• Dataset records:
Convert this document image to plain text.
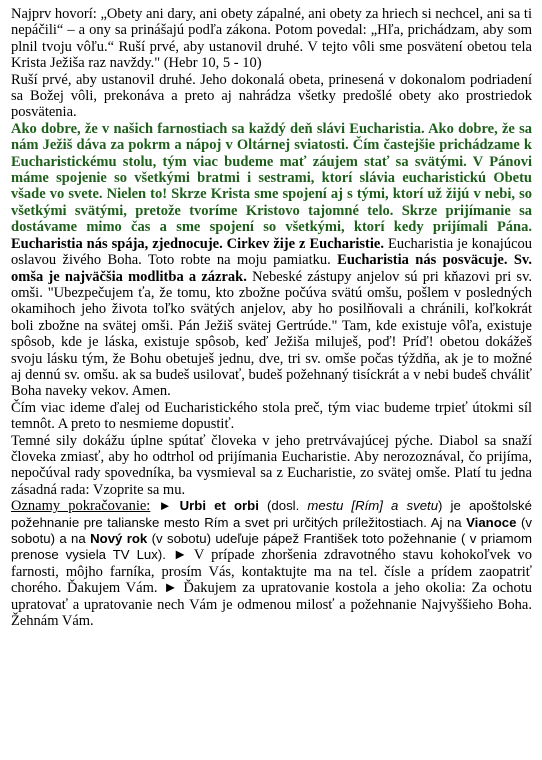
Najprv hovorí: „Obety ani dary, ani obety zápalné, ani obety za hriech si nechcel, ani sa ti nepáčili“ – a ony sa prinášajú podľa zákona. Potom povedal: „Hľa, prichádzam, aby som plnil tvoju vôľu.“ Ruší prvé, aby ustanovil druhé. V tejto vôli sme posvätení obetou tela Krista Ježiša raz navždy." (Hebr 10, 5 - 10)

Ruší prvé, aby ustanovil druhé. Jeho dokonalá obeta, prinesená v dokonalom podriadení sa Božej vôli, prekonáva a preto aj nahrádza všetky predošlé obety ako prostriedok posvätenia.

Ako dobre, že v našich farnostiach sa každý deň slávi Eucharistia. Ako dobre, že sa nám Ježiš dáva za pokrm a nápoj v Oltárnej sviatosti. Čím častejšie prichádzame k Eucharistickému stolu, tým viac budeme mať záujem stať sa svätými. V Pánovi máme spojenie so všetkými bratmi i sestrami, ktorí slávia eucharistickú Obetu všade vo svete. Nielen to! Skrze Krista sme spojení aj s tými, ktorí už žijú v nebi, so všetkými svätými, pretože tvoríme Kristovo tajomné telo. Skrze prijímanie sa dostávame mimo čas a sme spojení so všetkými, ktorí kedy prijímali Pána. Eucharistia nás spája, zjednocuje. Cirkev žije z Eucharistie. Eucharistia je konajúcou oslavou živého Boha. Toto robte na moju pamiatku. Eucharistia nás posväcuje. Sv. omša je najväčšia modlitba a zázrak. Nebeské zástupy anjelov sú pri kňazovi pri sv. omši. "Ubezpečujem ťa, že tomu, kto zbožne počúva svätú omšu, pošlem v posledných okamihoch jeho života toľko svätých anjelov, aby ho posilňovali a chránili, koľkokrát boli zbožne na svätej omši. Pán Ježiš svätej Gertrúde." Tam, kde existuje vôľa, existuje spôsob, kde je láska, existuje spôsob, keď Ježiša miluješ, poď! Príď! obetou dokážeš svoju lásku tým, že Bohu obetuješ jednu, dve, tri sv. omše počas týždňa, ak je to možné aj dennú sv. omšu. ak sa budeš usilovať, budeš požehnaný tisíckrát a v nebi budeš chváliť Boha naveky vekov. Amen.

Čím viac ideme ďalej od Eucharistického stola preč, tým viac budeme trpieť útokmi síl temnôt. A preto to nesmieme dopustiť.

Temné sily dokážu úplne spútať človeka v jeho pretrvávajúcej pýche. Diabol sa snaží človeka zmiasť, aby ho odtrhol od prijímania Eucharistie. Aby nerozoznával, čo prijíma, nepočúval rady spovedníka, ba vysmieval sa z Eucharistie, zo svätej omše. Platí tu jedna zásadná rada: Vzoprite sa mu.

Oznamy pokračovanie: ► Urbi et orbi (dosl. mestu [Rím] a svetu) je apoštolské požehnanie pre talianske mesto Rím a svet pri určitých príležitostiach. Aj na Vianoce (v sobotu) a na Nový rok (v sobotu) udeľuje pápež František toto požehnanie ( v priamom prenose vysiela TV Lux). ► V prípade zhoršenia zdravotného stavu kohokoľvek vo farnosti, môjho farníka, prosím Vás, kontaktujte ma na tel. čísle a prídem zaopatriť chorého. Ďakujem Vám. ► Ďakujem za upratovanie kostola a jeho okolia: Za ochotu upratovať a upratovanie nech Vám je odmenou milosť a požehnanie Najvyššieho Boha. Žehnám Vám.
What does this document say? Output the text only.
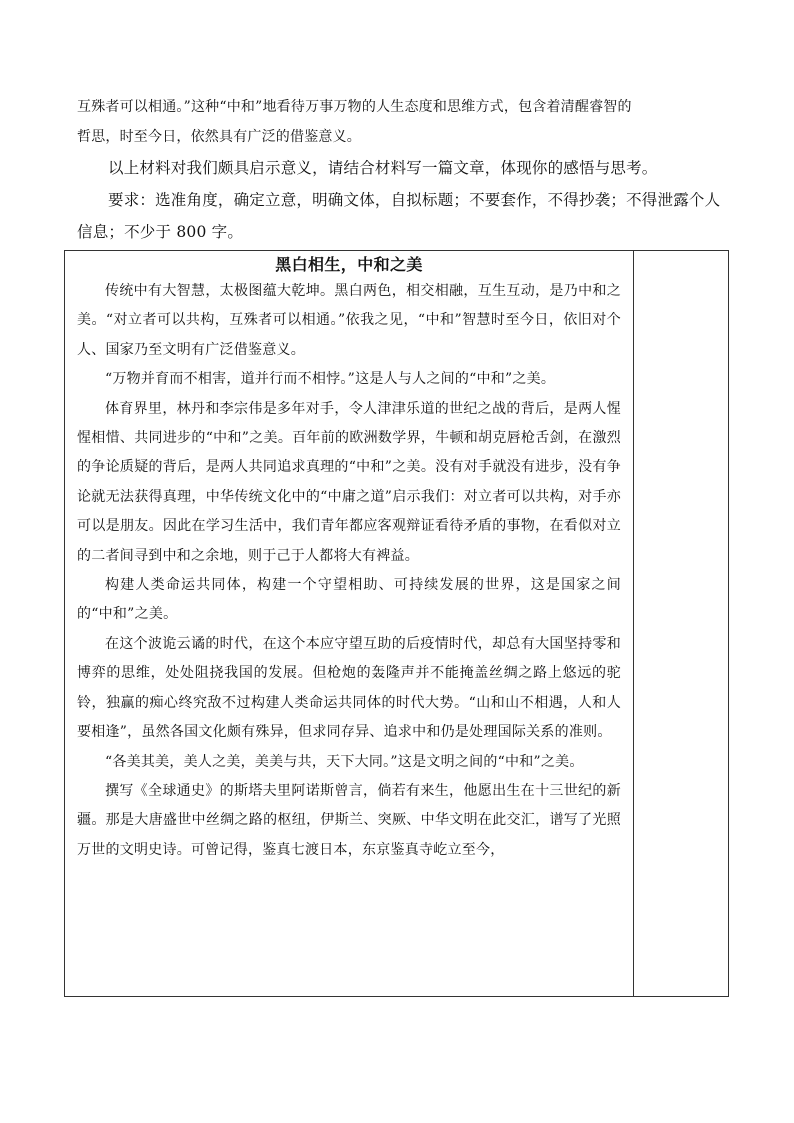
互殊者可以相通。”这种“中和”地看待万事万物的人生态度和思维方式，包含着清醒睿智的

哲思，时至今日，依然具有广泛的借鉴意义。

以上材料对我们颇具启示意义，请结合材料写一篇文章，体现你的感悟与思考。

要求：选准角度，确定立意，明确文体，自拟标题；不要套作，不得抄袭；不得泄露个人

信息；不少于 800 字。

黑白相生，中和之美

传统中有大智慧，太极图蕴大乾坤。黑白两色，相交相融，互生互动，是乃中和之美。“对立者可以共构，互殊者可以相通。”依我之见，“中和”智慧时至今日，依旧对个人、国家乃至文明有广泛借鉴意义。

“万物并育而不相害，道并行而不相悖。”这是人与人之间的“中和”之美。

体育界里，林丹和李宗伟是多年对手，令人津津乐道的世纪之战的背后，是两人惺惺相惜、共同进步的“中和”之美。百年前的欧洲数学界，牛顿和胡克唇枪舌剑，在激烈的争论质疑的背后，是两人共同追求真理的“中和”之美。没有对手就没有进步，没有争论就无法获得真理，中华传统文化中的“中庸之道”启示我们：对立者可以共构，对手亦可以是朋友。因此在学习生活中，我们青年都应客观辩证看待矛盾的事物，在看似对立的二者间寻到中和之余地，则于己于人都将大有裨益。

构建人类命运共同体，构建一个守望相助、可持续发展的世界，这是国家之间的“中和”之美。

在这个波诡云谲的时代，在这个本应守望互助的后疫情时代，却总有大国坚持零和博弈的思维，处处阻挠我国的发展。但枪炮的轰隆声并不能掩盖丝绸之路上悠远的驼铃，独赢的痴心终究敌不过构建人类命运共同体的时代大势。“山和山不相遇，人和人要相逢”，虽然各国文化颇有殊异，但求同存异、追求中和仍是处理国际关系的准则。

“各美其美，美人之美，美美与共，天下大同。”这是文明之间的“中和”之美。

撰写《全球通史》的斯塔夫里阿诺斯曾言，倘若有来生，他愿出生在十三世纪的新疆。那是大唐盛世中丝绸之路的枢纽，伊斯兰、突厥、中华文明在此交汇，谱写了光照万世的文明史诗。可曾记得，鉴真七渡日本，东京鉴真寺屹立至今，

• Written task: Return verbatim every line from the line containing "What does this" to the last line of the entries above, inclusive, and leave out the pictures.

• Written answer:
What does this document say? Output the text only.
互殊者可以相通。”这种“中和”地看待万事万物的人生态度和思维方式，包含着清醒睿智的

哲思，时至今日，依然具有广泛的借鉴意义。

以上材料对我们颇具启示意义，请结合材料写一篇文章，体现你的感悟与思考。

要求：选准角度，确定立意，明确文体，自拟标题；不要套作，不得抄袭；不得泄露个人

信息；不少于 800 字。

黑白相生，中和之美

传统中有大智慧，太极图蕴大乾坤。黑白两色，相交相融，互生互动，是乃中和之美。“对立者可以共构，互殊者可以相通。”依我之见，“中和”智慧时至今日，依旧对个人、国家乃至文明有广泛借鉴意义。

“万物并育而不相害，道并行而不相悖。”这是人与人之间的“中和”之美。

体育界里，林丹和李宗伟是多年对手，令人津津乐道的世纪之战的背后，是两人惺惺相惜、共同进步的“中和”之美。百年前的欧洲数学界，牛顿和胡克唇枪舌剑，在激烈的争论质疑的背后，是两人共同追求真理的“中和”之美。没有对手就没有进步，没有争论就无法获得真理，中华传统文化中的“中庸之道”启示我们：对立者可以共构，对手亦可以是朋友。因此在学习生活中，我们青年都应客观辩证看待矛盾的事物，在看似对立的二者间寻到中和之余地，则于己于人都将大有裨益。

构建人类命运共同体，构建一个守望相助、可持续发展的世界，这是国家之间的“中和”之美。

在这个波诡云谲的时代，在这个本应守望互助的后疫情时代，却总有大国坚持零和博弈的思维，处处阻挠我国的发展。但枪炮的轰隆声并不能掩盖丝绸之路上悠远的驼铃，独赢的痴心终究敌不过构建人类命运共同体的时代大势。“山和山不相遇，人和人要相逢”，虽然各国文化颇有殊异，但求同存异、追求中和仍是处理国际关系的准则。

“各美其美，美人之美，美美与共，天下大同。”这是文明之间的“中和”之美。

撰写《全球通史》的斯塔夫里阿诺斯曾言，倘若有来生，他愿出生在十三世纪的新疆。那是大唐盛世中丝绸之路的枢纽，伊斯兰、突厥、中华文明在此交汇，谱写了光照万世的文明史诗。可曾记得，鉴真七渡日本，东京鉴真寺屹立至今，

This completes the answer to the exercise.